> [Written problem]: Can you copy out every line of the records below, character for character, without changing anything?

▬▬▬

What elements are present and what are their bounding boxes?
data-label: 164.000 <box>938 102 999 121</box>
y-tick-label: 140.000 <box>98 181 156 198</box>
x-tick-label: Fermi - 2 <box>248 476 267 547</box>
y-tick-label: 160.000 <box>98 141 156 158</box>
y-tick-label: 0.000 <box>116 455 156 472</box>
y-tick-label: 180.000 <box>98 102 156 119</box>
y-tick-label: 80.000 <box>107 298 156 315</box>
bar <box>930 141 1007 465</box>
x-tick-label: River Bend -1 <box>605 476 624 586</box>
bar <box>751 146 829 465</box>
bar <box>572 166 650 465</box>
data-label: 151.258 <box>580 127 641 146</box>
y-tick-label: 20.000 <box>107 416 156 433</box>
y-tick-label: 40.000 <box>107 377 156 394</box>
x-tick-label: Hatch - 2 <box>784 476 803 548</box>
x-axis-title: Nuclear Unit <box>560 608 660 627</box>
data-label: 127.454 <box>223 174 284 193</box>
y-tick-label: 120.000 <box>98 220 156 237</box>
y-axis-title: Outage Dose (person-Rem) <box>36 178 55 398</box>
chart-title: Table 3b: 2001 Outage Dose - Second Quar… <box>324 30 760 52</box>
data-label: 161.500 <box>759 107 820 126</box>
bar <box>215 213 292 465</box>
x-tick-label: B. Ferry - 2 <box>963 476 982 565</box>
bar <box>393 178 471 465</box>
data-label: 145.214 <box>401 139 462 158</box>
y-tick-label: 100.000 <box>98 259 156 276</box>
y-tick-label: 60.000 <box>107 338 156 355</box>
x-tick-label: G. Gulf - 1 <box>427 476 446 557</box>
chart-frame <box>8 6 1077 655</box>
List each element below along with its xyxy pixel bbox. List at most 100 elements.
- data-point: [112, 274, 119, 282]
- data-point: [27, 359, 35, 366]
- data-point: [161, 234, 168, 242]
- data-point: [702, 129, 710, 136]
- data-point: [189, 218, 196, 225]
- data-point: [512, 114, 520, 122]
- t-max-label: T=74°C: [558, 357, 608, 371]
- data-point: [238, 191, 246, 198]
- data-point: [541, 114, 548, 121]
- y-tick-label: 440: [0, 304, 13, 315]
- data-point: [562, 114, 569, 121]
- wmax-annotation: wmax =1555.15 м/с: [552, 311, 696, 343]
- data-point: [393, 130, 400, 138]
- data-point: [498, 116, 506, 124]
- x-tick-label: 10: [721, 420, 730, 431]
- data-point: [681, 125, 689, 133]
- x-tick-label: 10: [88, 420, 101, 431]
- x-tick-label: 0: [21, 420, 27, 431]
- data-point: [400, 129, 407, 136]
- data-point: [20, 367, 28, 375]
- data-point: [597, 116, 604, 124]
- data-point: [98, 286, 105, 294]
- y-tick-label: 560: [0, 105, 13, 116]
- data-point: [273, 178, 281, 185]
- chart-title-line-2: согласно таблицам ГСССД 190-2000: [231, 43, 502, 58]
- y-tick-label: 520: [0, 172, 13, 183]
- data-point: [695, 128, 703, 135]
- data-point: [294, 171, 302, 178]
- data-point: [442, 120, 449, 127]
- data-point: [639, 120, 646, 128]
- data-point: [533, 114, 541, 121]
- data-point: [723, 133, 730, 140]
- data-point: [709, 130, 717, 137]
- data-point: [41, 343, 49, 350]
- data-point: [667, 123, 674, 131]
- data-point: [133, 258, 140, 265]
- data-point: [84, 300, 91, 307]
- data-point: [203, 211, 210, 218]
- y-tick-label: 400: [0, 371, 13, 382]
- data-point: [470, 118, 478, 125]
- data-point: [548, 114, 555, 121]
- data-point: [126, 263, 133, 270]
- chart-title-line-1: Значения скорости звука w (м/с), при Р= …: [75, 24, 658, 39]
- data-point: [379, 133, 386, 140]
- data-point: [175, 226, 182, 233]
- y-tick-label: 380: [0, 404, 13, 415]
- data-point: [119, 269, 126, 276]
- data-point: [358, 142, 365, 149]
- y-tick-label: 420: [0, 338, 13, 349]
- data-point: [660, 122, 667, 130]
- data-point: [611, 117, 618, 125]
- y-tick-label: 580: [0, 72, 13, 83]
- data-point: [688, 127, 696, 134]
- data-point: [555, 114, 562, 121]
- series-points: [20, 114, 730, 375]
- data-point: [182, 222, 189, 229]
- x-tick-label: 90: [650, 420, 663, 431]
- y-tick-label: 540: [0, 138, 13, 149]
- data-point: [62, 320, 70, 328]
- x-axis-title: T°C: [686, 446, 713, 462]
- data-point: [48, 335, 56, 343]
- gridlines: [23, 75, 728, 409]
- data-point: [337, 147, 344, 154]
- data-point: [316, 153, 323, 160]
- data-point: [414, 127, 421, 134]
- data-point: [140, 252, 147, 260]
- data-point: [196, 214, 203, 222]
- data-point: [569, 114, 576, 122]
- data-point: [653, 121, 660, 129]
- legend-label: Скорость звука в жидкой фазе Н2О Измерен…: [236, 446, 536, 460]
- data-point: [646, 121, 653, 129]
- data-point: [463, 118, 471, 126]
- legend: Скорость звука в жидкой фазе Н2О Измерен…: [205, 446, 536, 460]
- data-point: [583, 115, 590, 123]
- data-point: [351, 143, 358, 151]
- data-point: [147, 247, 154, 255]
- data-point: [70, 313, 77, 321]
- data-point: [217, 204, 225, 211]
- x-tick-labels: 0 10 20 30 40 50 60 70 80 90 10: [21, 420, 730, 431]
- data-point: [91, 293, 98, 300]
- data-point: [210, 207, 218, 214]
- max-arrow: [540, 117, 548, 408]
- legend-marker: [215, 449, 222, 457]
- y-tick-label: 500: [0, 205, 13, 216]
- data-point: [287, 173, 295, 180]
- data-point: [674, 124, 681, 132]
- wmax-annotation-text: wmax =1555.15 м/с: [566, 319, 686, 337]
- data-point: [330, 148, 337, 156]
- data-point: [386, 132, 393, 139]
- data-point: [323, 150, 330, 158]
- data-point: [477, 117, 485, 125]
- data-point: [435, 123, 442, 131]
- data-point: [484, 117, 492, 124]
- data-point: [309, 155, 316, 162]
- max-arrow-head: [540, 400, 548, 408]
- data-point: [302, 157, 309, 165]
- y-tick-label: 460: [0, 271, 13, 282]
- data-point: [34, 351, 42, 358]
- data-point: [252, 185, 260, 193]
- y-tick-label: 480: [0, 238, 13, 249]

▬▬▬

> [The output]:
What elements are present and what are their bounding boxes?
data-label: 164.000 <box>938 102 999 121</box>
y-tick-label: 140.000 <box>98 181 156 198</box>
x-tick-label: Fermi - 2 <box>248 476 267 547</box>
y-tick-label: 160.000 <box>98 141 156 158</box>
y-tick-label: 0.000 <box>116 455 156 472</box>
y-tick-label: 180.000 <box>98 102 156 119</box>
y-tick-label: 80.000 <box>107 298 156 315</box>
bar <box>930 141 1007 465</box>
x-tick-label: River Bend -1 <box>605 476 624 586</box>
bar <box>751 146 829 465</box>
bar <box>572 166 650 465</box>
data-label: 151.258 <box>580 127 641 146</box>
y-tick-label: 20.000 <box>107 416 156 433</box>
y-tick-label: 40.000 <box>107 377 156 394</box>
x-tick-label: Hatch - 2 <box>784 476 803 548</box>
x-axis-title: Nuclear Unit <box>560 608 660 627</box>
data-label: 127.454 <box>223 174 284 193</box>
y-tick-label: 120.000 <box>98 220 156 237</box>
y-axis-title: Outage Dose (person-Rem) <box>36 178 55 398</box>
chart-title: Table 3b: 2001 Outage Dose - Second Quar… <box>324 30 760 52</box>
data-label: 161.500 <box>759 107 820 126</box>
bar <box>215 213 292 465</box>
x-tick-label: B. Ferry - 2 <box>963 476 982 565</box>
bar <box>393 178 471 465</box>
data-label: 145.214 <box>401 139 462 158</box>
y-tick-label: 100.000 <box>98 259 156 276</box>
y-tick-label: 60.000 <box>107 338 156 355</box>
x-tick-label: G. Gulf - 1 <box>427 476 446 557</box>
chart-frame <box>8 6 1077 655</box>
List each element below along with its xyxy pixel bbox. List at most 100 elements.
- data-point: [112, 274, 119, 282]
- data-point: [27, 359, 35, 366]
- data-point: [161, 234, 168, 242]
- data-point: [702, 129, 710, 136]
- data-point: [189, 218, 196, 225]
- data-point: [512, 114, 520, 122]
- t-max-label: T=74°C: [558, 357, 608, 371]
- data-point: [238, 191, 246, 198]
- data-point: [541, 114, 548, 121]
- y-tick-label: 440: [0, 304, 13, 315]
- data-point: [562, 114, 569, 121]
- wmax-annotation: wmax =1555.15 м/с: [552, 311, 696, 343]
- data-point: [393, 130, 400, 138]
- data-point: [498, 116, 506, 124]
- x-tick-label: 10: [721, 420, 730, 431]
- data-point: [681, 125, 689, 133]
- x-tick-label: 10: [88, 420, 101, 431]
- x-tick-label: 0: [21, 420, 27, 431]
- data-point: [400, 129, 407, 136]
- data-point: [20, 367, 28, 375]
- data-point: [597, 116, 604, 124]
- data-point: [98, 286, 105, 294]
- y-tick-label: 560: [0, 105, 13, 116]
- data-point: [273, 178, 281, 185]
- chart-title-line-2: согласно таблицам ГСССД 190-2000: [231, 43, 502, 58]
- y-tick-label: 520: [0, 172, 13, 183]
- data-point: [695, 128, 703, 135]
- data-point: [294, 171, 302, 178]
- data-point: [442, 120, 449, 127]
- data-point: [639, 120, 646, 128]
- data-point: [533, 114, 541, 121]
- data-point: [723, 133, 730, 140]
- data-point: [709, 130, 717, 137]
- data-point: [41, 343, 49, 350]
- data-point: [667, 123, 674, 131]
- data-point: [133, 258, 140, 265]
- data-point: [84, 300, 91, 307]
- data-point: [203, 211, 210, 218]
- y-tick-label: 400: [0, 371, 13, 382]
- data-point: [470, 118, 478, 125]
- data-point: [548, 114, 555, 121]
- data-point: [126, 263, 133, 270]
- chart-title-line-1: Значения скорости звука w (м/с), при Р= …: [75, 24, 658, 39]
- data-point: [379, 133, 386, 140]
- data-point: [175, 226, 182, 233]
- y-tick-label: 380: [0, 404, 13, 415]
- data-point: [119, 269, 126, 276]
- data-point: [358, 142, 365, 149]
- y-tick-label: 420: [0, 338, 13, 349]
- data-point: [660, 122, 667, 130]
- data-point: [611, 117, 618, 125]
- y-tick-label: 580: [0, 72, 13, 83]
- data-point: [688, 127, 696, 134]
- data-point: [555, 114, 562, 121]
- series-points: [20, 114, 730, 375]
- data-point: [182, 222, 189, 229]
- x-tick-label: 90: [650, 420, 663, 431]
- y-tick-label: 540: [0, 138, 13, 149]
- data-point: [62, 320, 70, 328]
- x-axis-title: T°C: [686, 446, 713, 462]
- data-point: [48, 335, 56, 343]
- gridlines: [23, 75, 728, 409]
- data-point: [337, 147, 344, 154]
- data-point: [316, 153, 323, 160]
- data-point: [414, 127, 421, 134]
- data-point: [140, 252, 147, 260]
- data-point: [196, 214, 203, 222]
- data-point: [569, 114, 576, 122]
- data-point: [653, 121, 660, 129]
- legend-label: Скорость звука в жидкой фазе Н2О Измерен…: [236, 446, 536, 460]
- data-point: [646, 121, 653, 129]
- data-point: [463, 118, 471, 126]
- legend: Скорость звука в жидкой фазе Н2О Измерен…: [205, 446, 536, 460]
- data-point: [583, 115, 590, 123]
- data-point: [351, 143, 358, 151]
- data-point: [147, 247, 154, 255]
- data-point: [70, 313, 77, 321]
- data-point: [217, 204, 225, 211]
- x-tick-labels: 0 10 20 30 40 50 60 70 80 90 10: [21, 420, 730, 431]
- data-point: [91, 293, 98, 300]
- data-point: [210, 207, 218, 214]
- max-arrow: [540, 117, 548, 408]
- legend-marker: [215, 449, 222, 457]
- y-tick-label: 500: [0, 205, 13, 216]
- data-point: [287, 173, 295, 180]
- data-point: [674, 124, 681, 132]
- wmax-annotation-text: wmax =1555.15 м/с: [566, 319, 686, 337]
- data-point: [330, 148, 337, 156]
- data-point: [386, 132, 393, 139]
- data-point: [323, 150, 330, 158]
- data-point: [477, 117, 485, 125]
- data-point: [435, 123, 442, 131]
- data-point: [484, 117, 492, 124]
- data-point: [309, 155, 316, 162]
- max-arrow-head: [540, 400, 548, 408]
- data-point: [302, 157, 309, 165]
- y-tick-label: 460: [0, 271, 13, 282]
- data-point: [34, 351, 42, 358]
- data-point: [252, 185, 260, 193]
- y-tick-label: 480: [0, 238, 13, 249]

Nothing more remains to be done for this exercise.